* WHAT THE TASK ASKS
Count every line of the listing where the string "content" occurs, and reply with the count alone.

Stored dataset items
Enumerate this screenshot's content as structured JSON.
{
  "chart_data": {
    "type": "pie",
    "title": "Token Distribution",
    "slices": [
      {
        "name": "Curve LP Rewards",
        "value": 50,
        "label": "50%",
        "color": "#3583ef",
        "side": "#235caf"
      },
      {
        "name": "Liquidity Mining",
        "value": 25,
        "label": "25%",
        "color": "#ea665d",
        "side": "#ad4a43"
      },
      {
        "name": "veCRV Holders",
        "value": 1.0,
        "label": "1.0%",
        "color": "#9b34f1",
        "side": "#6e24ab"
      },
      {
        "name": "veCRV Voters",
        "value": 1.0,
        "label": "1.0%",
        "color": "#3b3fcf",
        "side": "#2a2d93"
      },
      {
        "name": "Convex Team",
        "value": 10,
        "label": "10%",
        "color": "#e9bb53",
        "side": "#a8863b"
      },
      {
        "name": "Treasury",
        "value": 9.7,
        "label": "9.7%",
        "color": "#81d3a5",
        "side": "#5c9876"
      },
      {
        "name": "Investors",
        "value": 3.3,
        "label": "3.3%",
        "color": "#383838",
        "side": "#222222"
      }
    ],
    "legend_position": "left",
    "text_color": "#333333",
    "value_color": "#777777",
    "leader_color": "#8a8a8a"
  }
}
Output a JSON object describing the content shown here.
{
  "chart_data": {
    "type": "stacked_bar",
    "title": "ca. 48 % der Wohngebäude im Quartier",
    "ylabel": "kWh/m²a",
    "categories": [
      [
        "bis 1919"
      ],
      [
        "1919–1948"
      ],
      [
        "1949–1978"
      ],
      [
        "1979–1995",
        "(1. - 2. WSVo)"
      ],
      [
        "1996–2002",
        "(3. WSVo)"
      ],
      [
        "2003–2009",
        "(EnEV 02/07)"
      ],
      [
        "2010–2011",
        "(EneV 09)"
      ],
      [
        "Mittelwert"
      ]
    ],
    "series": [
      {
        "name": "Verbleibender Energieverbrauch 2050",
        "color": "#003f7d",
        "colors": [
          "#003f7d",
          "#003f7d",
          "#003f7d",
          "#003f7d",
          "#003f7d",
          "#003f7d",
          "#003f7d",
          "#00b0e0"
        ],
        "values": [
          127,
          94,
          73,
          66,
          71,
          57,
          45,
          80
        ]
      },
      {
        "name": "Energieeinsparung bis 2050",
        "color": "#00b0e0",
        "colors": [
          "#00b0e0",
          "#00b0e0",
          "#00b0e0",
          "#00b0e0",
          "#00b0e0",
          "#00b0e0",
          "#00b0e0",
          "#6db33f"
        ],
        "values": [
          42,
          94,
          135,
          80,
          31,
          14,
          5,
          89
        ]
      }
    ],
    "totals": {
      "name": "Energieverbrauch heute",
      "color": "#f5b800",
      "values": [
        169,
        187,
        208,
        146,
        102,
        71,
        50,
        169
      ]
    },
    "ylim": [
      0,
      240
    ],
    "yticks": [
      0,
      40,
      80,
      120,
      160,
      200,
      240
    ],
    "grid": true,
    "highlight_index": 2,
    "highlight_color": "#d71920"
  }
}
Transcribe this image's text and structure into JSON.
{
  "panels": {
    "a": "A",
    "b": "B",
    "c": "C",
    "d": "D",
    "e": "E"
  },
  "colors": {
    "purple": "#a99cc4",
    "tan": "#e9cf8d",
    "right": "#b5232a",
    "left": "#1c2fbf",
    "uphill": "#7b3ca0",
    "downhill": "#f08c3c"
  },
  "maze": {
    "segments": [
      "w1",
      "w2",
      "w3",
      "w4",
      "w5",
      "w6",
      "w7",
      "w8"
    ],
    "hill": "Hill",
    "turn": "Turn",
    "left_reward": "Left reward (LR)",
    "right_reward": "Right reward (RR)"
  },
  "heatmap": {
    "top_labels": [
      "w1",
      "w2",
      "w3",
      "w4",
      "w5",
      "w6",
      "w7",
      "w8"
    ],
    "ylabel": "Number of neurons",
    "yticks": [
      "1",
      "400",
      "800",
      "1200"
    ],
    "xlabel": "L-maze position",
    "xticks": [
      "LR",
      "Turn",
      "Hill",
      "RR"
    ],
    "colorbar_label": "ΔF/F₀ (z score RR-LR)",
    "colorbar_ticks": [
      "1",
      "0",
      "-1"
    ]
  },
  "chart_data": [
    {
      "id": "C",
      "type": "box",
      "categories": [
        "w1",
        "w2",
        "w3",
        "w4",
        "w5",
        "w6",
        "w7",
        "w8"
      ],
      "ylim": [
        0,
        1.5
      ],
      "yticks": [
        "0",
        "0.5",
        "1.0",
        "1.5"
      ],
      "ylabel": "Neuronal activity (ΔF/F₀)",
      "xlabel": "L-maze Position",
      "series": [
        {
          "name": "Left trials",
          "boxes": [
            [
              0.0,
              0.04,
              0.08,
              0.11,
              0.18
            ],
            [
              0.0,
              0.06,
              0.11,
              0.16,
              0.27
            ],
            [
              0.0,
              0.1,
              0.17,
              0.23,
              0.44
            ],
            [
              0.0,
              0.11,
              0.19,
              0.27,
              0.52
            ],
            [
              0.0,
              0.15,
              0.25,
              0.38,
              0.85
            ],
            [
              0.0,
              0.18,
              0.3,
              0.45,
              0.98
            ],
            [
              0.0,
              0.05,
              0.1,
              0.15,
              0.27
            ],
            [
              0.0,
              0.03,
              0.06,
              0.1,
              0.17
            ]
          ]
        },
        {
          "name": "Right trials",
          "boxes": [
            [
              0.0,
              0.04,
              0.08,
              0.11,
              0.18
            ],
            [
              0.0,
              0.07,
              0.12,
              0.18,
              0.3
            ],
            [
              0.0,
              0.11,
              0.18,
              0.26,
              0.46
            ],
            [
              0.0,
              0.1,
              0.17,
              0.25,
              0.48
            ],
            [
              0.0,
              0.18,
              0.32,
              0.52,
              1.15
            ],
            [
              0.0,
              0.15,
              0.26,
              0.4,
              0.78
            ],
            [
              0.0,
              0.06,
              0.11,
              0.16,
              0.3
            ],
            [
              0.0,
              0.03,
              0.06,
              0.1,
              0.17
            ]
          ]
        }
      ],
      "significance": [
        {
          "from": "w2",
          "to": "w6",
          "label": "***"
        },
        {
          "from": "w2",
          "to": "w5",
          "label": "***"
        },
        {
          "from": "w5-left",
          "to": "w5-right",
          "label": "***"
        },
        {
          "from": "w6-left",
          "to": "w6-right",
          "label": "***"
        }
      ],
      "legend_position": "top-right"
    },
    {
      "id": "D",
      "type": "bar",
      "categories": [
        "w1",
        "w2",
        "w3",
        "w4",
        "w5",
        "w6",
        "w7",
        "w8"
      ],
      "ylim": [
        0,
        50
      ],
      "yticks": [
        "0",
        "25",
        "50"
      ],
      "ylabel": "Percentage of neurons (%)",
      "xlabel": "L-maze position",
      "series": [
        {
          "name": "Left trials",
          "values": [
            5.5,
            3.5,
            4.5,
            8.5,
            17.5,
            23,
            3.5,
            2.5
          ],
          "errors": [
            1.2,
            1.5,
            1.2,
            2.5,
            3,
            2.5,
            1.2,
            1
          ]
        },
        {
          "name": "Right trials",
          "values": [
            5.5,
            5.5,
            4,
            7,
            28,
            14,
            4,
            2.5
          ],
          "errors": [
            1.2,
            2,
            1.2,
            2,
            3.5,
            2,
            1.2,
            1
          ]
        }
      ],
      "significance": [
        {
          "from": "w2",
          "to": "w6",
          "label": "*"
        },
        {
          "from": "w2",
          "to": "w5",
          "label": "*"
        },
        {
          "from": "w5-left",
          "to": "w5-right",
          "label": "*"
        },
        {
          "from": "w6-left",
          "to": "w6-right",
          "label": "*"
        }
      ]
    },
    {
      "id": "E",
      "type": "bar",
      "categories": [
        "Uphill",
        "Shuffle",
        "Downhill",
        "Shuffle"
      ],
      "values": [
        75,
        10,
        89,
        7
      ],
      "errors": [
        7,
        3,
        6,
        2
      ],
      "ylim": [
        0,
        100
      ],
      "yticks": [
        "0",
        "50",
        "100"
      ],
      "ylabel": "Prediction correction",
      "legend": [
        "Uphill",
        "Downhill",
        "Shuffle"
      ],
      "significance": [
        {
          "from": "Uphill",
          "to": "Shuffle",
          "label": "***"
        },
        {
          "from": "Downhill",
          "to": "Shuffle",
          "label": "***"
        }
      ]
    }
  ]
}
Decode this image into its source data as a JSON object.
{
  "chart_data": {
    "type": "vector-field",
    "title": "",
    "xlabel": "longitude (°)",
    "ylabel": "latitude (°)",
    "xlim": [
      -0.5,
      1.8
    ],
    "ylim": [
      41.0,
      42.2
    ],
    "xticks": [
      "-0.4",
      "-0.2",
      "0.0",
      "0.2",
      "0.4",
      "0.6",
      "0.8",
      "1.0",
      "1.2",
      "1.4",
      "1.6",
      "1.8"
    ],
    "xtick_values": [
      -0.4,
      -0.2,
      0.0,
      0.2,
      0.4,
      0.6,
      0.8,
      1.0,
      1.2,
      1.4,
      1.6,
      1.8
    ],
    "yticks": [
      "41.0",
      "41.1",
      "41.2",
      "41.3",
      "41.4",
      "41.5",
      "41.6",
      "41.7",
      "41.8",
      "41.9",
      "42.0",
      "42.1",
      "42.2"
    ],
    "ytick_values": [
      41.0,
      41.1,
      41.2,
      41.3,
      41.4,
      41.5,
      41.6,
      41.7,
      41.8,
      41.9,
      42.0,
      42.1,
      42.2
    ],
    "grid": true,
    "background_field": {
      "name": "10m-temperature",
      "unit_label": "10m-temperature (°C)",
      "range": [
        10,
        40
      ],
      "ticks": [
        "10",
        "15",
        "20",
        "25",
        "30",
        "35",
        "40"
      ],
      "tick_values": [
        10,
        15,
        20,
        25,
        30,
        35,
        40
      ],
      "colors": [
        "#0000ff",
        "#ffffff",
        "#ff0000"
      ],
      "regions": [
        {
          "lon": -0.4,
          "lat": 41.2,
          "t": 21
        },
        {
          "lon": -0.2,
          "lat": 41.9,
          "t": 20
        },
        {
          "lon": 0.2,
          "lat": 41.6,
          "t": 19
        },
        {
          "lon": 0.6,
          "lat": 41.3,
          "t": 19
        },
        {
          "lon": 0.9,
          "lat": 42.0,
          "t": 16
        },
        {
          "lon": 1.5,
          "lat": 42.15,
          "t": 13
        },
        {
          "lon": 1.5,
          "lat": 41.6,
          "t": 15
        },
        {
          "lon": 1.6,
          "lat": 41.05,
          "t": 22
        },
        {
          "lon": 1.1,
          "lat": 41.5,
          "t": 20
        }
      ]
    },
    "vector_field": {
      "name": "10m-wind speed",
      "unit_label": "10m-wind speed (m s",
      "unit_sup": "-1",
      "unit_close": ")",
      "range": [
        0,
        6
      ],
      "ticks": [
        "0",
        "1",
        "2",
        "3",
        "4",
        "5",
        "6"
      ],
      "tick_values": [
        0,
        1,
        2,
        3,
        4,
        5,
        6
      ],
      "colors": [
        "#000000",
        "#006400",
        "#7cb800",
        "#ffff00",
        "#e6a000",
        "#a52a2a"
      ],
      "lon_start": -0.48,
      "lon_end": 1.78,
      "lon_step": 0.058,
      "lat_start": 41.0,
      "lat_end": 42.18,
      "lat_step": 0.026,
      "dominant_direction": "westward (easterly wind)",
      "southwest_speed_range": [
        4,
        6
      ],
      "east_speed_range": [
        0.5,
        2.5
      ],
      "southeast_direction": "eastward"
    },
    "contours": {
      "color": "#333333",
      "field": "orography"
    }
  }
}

* OUTPUT FOR THIS TASK
2